▶ _Task goal_: Each line that follows is to be retyped exactly.

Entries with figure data
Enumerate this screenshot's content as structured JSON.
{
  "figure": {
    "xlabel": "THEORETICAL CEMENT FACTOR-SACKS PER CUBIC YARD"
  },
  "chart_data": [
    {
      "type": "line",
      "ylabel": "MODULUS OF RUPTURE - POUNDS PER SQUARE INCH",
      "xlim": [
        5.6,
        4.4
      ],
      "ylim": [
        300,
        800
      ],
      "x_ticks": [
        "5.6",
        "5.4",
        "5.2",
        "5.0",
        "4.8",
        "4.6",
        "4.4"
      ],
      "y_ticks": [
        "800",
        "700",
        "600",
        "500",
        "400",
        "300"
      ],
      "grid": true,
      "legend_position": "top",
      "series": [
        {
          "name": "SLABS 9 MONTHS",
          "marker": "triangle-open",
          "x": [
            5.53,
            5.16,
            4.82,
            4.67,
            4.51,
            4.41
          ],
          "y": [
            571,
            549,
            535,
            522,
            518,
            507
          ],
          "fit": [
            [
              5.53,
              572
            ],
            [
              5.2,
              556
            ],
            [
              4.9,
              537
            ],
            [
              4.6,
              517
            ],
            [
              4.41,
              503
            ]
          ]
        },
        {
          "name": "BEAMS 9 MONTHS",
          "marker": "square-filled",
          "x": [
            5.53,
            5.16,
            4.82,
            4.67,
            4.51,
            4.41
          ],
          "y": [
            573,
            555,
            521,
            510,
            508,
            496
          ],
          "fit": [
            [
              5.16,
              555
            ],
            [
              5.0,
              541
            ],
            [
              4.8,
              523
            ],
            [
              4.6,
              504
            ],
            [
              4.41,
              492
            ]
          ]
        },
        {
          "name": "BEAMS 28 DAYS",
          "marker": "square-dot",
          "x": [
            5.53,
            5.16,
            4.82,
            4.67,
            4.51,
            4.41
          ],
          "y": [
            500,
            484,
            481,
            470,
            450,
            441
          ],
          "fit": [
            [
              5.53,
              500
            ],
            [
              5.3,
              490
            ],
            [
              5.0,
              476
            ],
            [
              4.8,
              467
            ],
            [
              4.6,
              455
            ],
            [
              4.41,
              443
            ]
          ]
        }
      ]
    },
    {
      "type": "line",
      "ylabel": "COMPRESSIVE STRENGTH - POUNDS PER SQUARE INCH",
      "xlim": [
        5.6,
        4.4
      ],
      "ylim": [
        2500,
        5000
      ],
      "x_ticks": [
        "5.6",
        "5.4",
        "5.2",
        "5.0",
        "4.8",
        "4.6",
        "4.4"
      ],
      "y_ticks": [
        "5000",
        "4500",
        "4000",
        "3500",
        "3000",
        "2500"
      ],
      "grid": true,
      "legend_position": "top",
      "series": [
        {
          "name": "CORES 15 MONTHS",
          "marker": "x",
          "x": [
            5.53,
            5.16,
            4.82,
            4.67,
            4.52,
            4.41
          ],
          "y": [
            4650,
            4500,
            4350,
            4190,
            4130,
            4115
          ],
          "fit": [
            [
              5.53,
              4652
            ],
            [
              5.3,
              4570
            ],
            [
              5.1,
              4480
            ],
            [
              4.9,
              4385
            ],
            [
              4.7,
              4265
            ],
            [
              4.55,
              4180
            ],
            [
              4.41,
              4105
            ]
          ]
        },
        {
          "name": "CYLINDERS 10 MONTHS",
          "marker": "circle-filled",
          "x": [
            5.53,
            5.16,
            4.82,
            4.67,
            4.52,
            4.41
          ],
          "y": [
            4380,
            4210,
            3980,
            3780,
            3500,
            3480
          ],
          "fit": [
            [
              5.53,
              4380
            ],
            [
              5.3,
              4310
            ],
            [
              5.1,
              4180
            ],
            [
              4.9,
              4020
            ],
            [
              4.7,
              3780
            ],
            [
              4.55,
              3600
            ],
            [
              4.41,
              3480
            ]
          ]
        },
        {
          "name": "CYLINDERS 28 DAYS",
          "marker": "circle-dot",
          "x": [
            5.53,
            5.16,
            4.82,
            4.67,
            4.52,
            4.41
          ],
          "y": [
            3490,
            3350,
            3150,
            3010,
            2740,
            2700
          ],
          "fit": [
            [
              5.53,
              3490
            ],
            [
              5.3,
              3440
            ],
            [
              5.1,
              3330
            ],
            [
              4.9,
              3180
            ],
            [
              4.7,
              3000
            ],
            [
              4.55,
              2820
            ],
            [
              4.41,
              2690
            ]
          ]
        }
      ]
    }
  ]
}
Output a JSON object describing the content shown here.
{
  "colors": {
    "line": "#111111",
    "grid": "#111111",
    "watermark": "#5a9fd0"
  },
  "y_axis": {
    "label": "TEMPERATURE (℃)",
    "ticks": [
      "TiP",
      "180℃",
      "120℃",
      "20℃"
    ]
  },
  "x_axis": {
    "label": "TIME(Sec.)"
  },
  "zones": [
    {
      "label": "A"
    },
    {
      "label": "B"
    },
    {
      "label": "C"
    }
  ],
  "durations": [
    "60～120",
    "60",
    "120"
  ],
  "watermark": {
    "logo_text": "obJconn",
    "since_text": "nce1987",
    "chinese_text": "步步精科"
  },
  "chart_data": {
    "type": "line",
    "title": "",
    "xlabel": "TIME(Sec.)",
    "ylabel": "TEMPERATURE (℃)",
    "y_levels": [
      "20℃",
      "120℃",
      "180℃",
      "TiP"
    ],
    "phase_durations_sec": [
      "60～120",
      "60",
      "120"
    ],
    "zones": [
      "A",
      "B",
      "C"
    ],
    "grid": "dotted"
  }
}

▶ _Reply_:
Enumerate this screenshot's content as structured JSON.
{
  "figure": {
    "xlabel": "THEORETICAL CEMENT FACTOR-SACKS PER CUBIC YARD"
  },
  "chart_data": [
    {
      "type": "line",
      "ylabel": "MODULUS OF RUPTURE - POUNDS PER SQUARE INCH",
      "xlim": [
        5.6,
        4.4
      ],
      "ylim": [
        300,
        800
      ],
      "x_ticks": [
        "5.6",
        "5.4",
        "5.2",
        "5.0",
        "4.8",
        "4.6",
        "4.4"
      ],
      "y_ticks": [
        "800",
        "700",
        "600",
        "500",
        "400",
        "300"
      ],
      "grid": true,
      "legend_position": "top",
      "series": [
        {
          "name": "SLABS 9 MONTHS",
          "marker": "triangle-open",
          "x": [
            5.53,
            5.16,
            4.82,
            4.67,
            4.51,
            4.41
          ],
          "y": [
            571,
            549,
            535,
            522,
            518,
            507
          ],
          "fit": [
            [
              5.53,
              572
            ],
            [
              5.2,
              556
            ],
            [
              4.9,
              537
            ],
            [
              4.6,
              517
            ],
            [
              4.41,
              503
            ]
          ]
        },
        {
          "name": "BEAMS 9 MONTHS",
          "marker": "square-filled",
          "x": [
            5.53,
            5.16,
            4.82,
            4.67,
            4.51,
            4.41
          ],
          "y": [
            573,
            555,
            521,
            510,
            508,
            496
          ],
          "fit": [
            [
              5.16,
              555
            ],
            [
              5.0,
              541
            ],
            [
              4.8,
              523
            ],
            [
              4.6,
              504
            ],
            [
              4.41,
              492
            ]
          ]
        },
        {
          "name": "BEAMS 28 DAYS",
          "marker": "square-dot",
          "x": [
            5.53,
            5.16,
            4.82,
            4.67,
            4.51,
            4.41
          ],
          "y": [
            500,
            484,
            481,
            470,
            450,
            441
          ],
          "fit": [
            [
              5.53,
              500
            ],
            [
              5.3,
              490
            ],
            [
              5.0,
              476
            ],
            [
              4.8,
              467
            ],
            [
              4.6,
              455
            ],
            [
              4.41,
              443
            ]
          ]
        }
      ]
    },
    {
      "type": "line",
      "ylabel": "COMPRESSIVE STRENGTH - POUNDS PER SQUARE INCH",
      "xlim": [
        5.6,
        4.4
      ],
      "ylim": [
        2500,
        5000
      ],
      "x_ticks": [
        "5.6",
        "5.4",
        "5.2",
        "5.0",
        "4.8",
        "4.6",
        "4.4"
      ],
      "y_ticks": [
        "5000",
        "4500",
        "4000",
        "3500",
        "3000",
        "2500"
      ],
      "grid": true,
      "legend_position": "top",
      "series": [
        {
          "name": "CORES 15 MONTHS",
          "marker": "x",
          "x": [
            5.53,
            5.16,
            4.82,
            4.67,
            4.52,
            4.41
          ],
          "y": [
            4650,
            4500,
            4350,
            4190,
            4130,
            4115
          ],
          "fit": [
            [
              5.53,
              4652
            ],
            [
              5.3,
              4570
            ],
            [
              5.1,
              4480
            ],
            [
              4.9,
              4385
            ],
            [
              4.7,
              4265
            ],
            [
              4.55,
              4180
            ],
            [
              4.41,
              4105
            ]
          ]
        },
        {
          "name": "CYLINDERS 10 MONTHS",
          "marker": "circle-filled",
          "x": [
            5.53,
            5.16,
            4.82,
            4.67,
            4.52,
            4.41
          ],
          "y": [
            4380,
            4210,
            3980,
            3780,
            3500,
            3480
          ],
          "fit": [
            [
              5.53,
              4380
            ],
            [
              5.3,
              4310
            ],
            [
              5.1,
              4180
            ],
            [
              4.9,
              4020
            ],
            [
              4.7,
              3780
            ],
            [
              4.55,
              3600
            ],
            [
              4.41,
              3480
            ]
          ]
        },
        {
          "name": "CYLINDERS 28 DAYS",
          "marker": "circle-dot",
          "x": [
            5.53,
            5.16,
            4.82,
            4.67,
            4.52,
            4.41
          ],
          "y": [
            3490,
            3350,
            3150,
            3010,
            2740,
            2700
          ],
          "fit": [
            [
              5.53,
              3490
            ],
            [
              5.3,
              3440
            ],
            [
              5.1,
              3330
            ],
            [
              4.9,
              3180
            ],
            [
              4.7,
              3000
            ],
            [
              4.55,
              2820
            ],
            [
              4.41,
              2690
            ]
          ]
        }
      ]
    }
  ]
}
Output a JSON object describing the content shown here.
{
  "colors": {
    "line": "#111111",
    "grid": "#111111",
    "watermark": "#5a9fd0"
  },
  "y_axis": {
    "label": "TEMPERATURE (℃)",
    "ticks": [
      "TiP",
      "180℃",
      "120℃",
      "20℃"
    ]
  },
  "x_axis": {
    "label": "TIME(Sec.)"
  },
  "zones": [
    {
      "label": "A"
    },
    {
      "label": "B"
    },
    {
      "label": "C"
    }
  ],
  "durations": [
    "60～120",
    "60",
    "120"
  ],
  "watermark": {
    "logo_text": "obJconn",
    "since_text": "nce1987",
    "chinese_text": "步步精科"
  },
  "chart_data": {
    "type": "line",
    "title": "",
    "xlabel": "TIME(Sec.)",
    "ylabel": "TEMPERATURE (℃)",
    "y_levels": [
      "20℃",
      "120℃",
      "180℃",
      "TiP"
    ],
    "phase_durations_sec": [
      "60～120",
      "60",
      "120"
    ],
    "zones": [
      "A",
      "B",
      "C"
    ],
    "grid": "dotted"
  }
}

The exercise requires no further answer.